**Task requirements**
Repeat the records word for word, excluding any picture.

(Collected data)

──────────

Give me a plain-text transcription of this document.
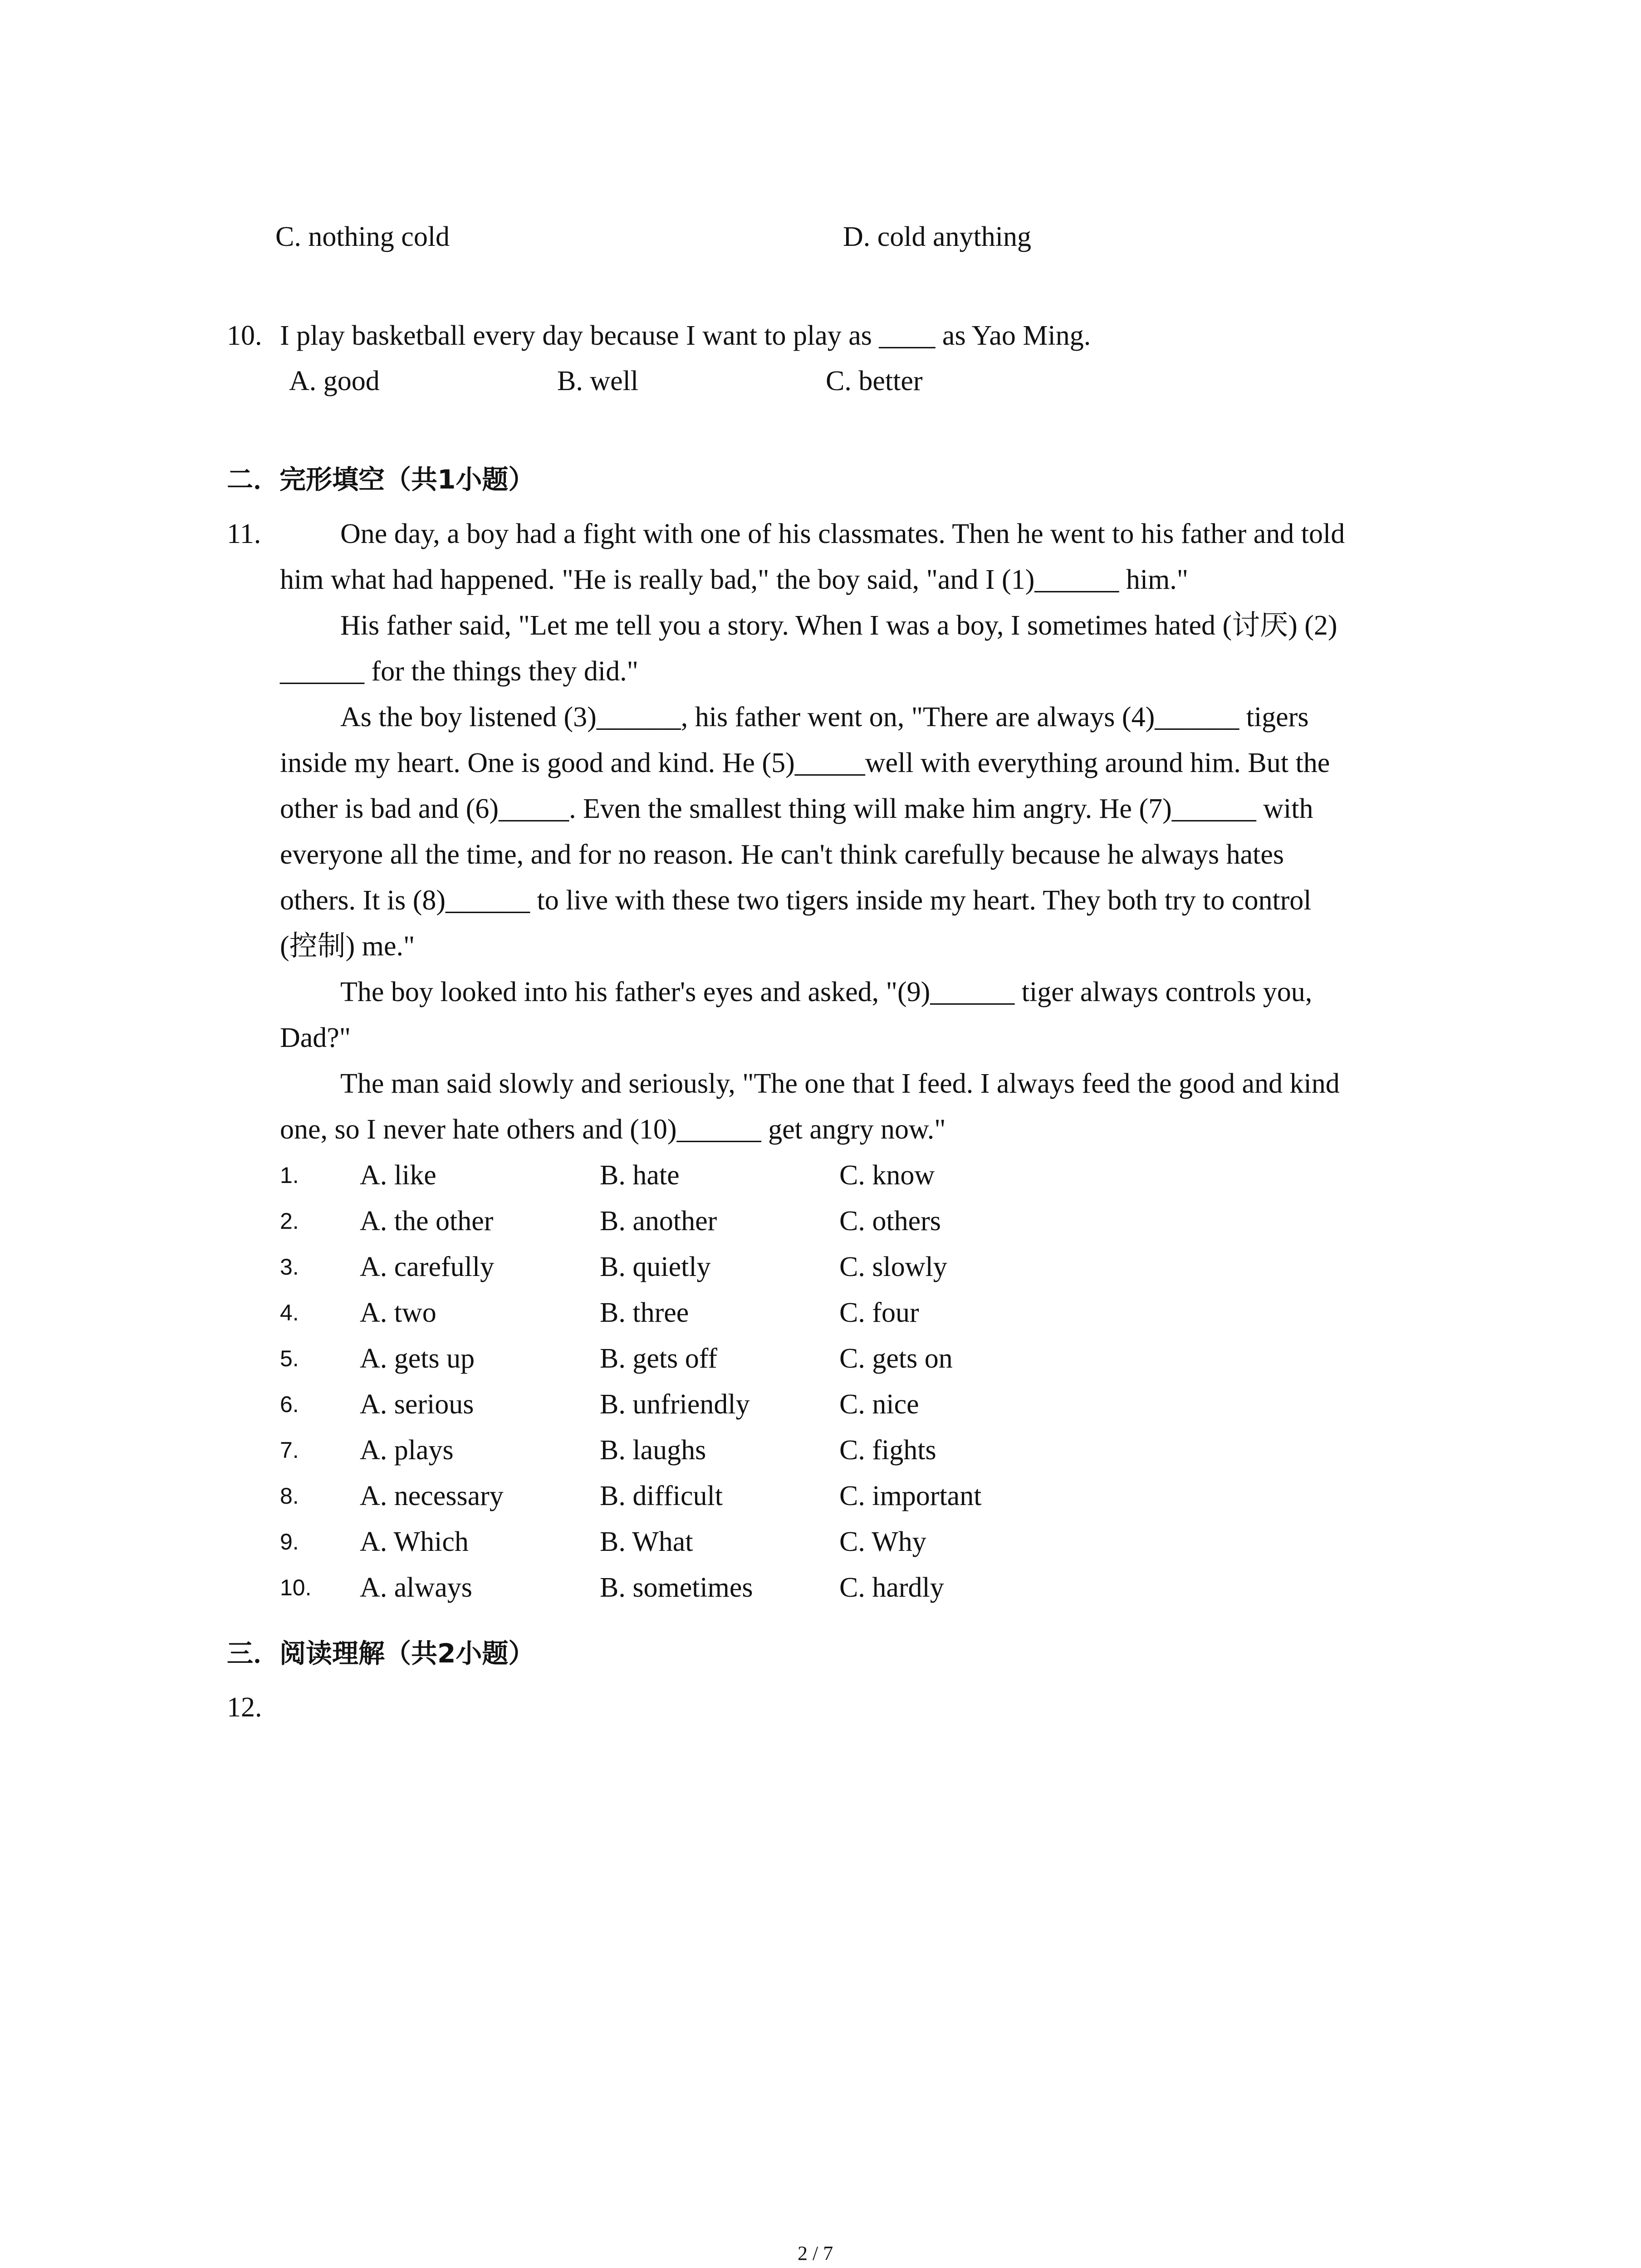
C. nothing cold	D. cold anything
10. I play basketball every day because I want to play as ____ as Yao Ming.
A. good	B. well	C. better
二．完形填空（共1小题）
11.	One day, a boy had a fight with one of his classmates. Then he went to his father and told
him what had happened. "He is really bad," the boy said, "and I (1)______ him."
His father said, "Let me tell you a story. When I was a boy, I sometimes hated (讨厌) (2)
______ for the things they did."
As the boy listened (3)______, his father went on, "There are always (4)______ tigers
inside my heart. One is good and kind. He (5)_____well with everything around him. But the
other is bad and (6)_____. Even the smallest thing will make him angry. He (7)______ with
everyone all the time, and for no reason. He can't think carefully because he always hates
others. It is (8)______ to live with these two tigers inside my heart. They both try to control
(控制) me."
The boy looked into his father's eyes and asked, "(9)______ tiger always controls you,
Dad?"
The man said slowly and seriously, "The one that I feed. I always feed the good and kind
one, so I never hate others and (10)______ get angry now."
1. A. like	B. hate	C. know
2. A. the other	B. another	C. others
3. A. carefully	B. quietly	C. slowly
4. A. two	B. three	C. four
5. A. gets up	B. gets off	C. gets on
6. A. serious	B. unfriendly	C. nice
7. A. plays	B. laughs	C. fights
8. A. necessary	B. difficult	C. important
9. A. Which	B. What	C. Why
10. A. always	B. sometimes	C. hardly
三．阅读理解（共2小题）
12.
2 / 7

──────────

**Correct output**
Give me a plain-text transcription of this document.
C. nothing cold	D. cold anything
10. I play basketball every day because I want to play as ____ as Yao Ming.
A. good	B. well	C. better
二．完形填空（共1小题）
11.	One day, a boy had a fight with one of his classmates. Then he went to his father and told
him what had happened. "He is really bad," the boy said, "and I (1)______ him."
His father said, "Let me tell you a story. When I was a boy, I sometimes hated (讨厌) (2)
______ for the things they did."
As the boy listened (3)______, his father went on, "There are always (4)______ tigers
inside my heart. One is good and kind. He (5)_____well with everything around him. But the
other is bad and (6)_____. Even the smallest thing will make him angry. He (7)______ with
everyone all the time, and for no reason. He can't think carefully because he always hates
others. It is (8)______ to live with these two tigers inside my heart. They both try to control
(控制) me."
The boy looked into his father's eyes and asked, "(9)______ tiger always controls you,
Dad?"
The man said slowly and seriously, "The one that I feed. I always feed the good and kind
one, so I never hate others and (10)______ get angry now."
1. A. like	B. hate	C. know
2. A. the other	B. another	C. others
3. A. carefully	B. quietly	C. slowly
4. A. two	B. three	C. four
5. A. gets up	B. gets off	C. gets on
6. A. serious	B. unfriendly	C. nice
7. A. plays	B. laughs	C. fights
8. A. necessary	B. difficult	C. important
9. A. Which	B. What	C. Why
10. A. always	B. sometimes	C. hardly
三．阅读理解（共2小题）
12.
2 / 7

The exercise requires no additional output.